§ **REQUEST**
Reproduce each line bearing the word "potenza".

>> Begin PROVIDED MATERIAL

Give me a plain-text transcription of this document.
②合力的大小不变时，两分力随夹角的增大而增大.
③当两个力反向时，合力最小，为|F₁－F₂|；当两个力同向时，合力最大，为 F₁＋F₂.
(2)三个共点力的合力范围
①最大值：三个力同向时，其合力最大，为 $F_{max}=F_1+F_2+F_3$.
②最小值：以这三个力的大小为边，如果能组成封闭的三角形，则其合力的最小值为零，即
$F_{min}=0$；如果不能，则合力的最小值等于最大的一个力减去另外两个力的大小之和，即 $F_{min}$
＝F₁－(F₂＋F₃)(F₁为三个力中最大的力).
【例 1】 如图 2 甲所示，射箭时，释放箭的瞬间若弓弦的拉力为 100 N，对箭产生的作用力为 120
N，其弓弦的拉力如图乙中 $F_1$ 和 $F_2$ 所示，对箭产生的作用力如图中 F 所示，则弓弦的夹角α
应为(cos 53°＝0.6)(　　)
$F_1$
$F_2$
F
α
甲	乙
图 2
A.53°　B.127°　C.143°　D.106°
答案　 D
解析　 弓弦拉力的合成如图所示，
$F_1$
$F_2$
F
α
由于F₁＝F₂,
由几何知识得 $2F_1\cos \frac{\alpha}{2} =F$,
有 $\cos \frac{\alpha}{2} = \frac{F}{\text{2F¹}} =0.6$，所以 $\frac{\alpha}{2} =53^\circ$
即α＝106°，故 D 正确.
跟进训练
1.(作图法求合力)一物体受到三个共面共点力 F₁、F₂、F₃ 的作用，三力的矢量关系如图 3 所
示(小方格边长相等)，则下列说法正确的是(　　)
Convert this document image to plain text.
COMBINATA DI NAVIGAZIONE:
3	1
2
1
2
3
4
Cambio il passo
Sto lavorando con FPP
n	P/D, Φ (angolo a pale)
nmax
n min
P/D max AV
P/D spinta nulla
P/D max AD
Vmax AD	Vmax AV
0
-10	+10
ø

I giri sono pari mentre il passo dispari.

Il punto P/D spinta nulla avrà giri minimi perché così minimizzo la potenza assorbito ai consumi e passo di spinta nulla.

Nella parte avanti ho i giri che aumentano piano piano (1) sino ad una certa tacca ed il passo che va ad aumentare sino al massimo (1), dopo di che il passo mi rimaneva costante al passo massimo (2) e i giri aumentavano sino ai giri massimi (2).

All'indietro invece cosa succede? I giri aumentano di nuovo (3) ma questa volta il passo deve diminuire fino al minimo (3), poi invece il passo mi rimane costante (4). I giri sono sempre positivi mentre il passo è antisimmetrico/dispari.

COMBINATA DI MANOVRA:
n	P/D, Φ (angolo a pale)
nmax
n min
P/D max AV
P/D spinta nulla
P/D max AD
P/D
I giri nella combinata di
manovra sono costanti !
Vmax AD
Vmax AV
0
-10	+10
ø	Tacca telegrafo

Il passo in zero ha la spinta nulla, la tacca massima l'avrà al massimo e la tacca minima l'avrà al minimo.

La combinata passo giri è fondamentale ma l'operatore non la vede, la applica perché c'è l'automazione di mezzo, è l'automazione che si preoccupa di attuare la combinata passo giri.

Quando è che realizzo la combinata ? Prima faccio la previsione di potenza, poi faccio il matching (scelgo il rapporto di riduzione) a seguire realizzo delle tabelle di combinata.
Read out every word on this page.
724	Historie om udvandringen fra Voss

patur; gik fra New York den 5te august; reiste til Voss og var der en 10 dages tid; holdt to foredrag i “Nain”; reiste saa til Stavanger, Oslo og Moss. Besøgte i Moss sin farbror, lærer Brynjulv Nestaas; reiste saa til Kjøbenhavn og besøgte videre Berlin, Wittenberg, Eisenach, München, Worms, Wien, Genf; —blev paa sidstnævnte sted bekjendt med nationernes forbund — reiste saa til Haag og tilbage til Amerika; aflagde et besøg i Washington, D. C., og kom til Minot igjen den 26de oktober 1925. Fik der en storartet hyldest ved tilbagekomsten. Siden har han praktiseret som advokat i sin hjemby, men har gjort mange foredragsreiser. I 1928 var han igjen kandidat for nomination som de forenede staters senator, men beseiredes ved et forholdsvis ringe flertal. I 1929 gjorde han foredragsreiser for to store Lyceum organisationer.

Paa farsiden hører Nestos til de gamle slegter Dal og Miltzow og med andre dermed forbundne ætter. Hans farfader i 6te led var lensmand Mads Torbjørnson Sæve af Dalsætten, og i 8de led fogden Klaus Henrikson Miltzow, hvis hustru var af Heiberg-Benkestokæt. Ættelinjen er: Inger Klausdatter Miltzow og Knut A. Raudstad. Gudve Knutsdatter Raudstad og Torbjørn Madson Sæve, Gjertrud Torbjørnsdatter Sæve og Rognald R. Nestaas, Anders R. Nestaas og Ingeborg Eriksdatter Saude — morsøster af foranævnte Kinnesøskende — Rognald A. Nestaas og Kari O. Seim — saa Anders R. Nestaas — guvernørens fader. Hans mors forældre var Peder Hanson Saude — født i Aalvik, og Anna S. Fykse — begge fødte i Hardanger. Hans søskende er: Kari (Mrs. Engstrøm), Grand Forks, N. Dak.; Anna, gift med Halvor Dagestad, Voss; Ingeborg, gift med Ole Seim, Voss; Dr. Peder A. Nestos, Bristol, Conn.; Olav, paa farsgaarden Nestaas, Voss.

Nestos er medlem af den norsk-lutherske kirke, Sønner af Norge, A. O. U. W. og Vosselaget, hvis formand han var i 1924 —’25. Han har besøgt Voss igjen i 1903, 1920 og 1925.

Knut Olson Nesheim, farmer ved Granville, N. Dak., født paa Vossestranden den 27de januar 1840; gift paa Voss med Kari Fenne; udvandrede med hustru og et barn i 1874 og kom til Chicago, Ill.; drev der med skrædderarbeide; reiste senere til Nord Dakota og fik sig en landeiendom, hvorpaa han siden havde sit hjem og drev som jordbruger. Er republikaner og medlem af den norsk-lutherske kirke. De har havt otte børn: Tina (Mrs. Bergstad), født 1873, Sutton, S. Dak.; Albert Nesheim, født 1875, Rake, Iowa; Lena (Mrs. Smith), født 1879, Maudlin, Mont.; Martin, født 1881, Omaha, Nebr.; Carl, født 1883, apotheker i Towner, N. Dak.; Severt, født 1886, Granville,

>> End PROVIDED MATERIAL

§ **WRITTEN SOLUTION**
Il punto P/D spinta nulla avrà giri minimi perché così minimizzo la potenza assorbito ai consumi e passo di spinta nulla.
Quando è che realizzo la combinata ? Prima faccio la previsione di potenza, poi faccio il matching (scelgo il rapporto di riduzione) a seguire realizzo delle tabelle di combinata.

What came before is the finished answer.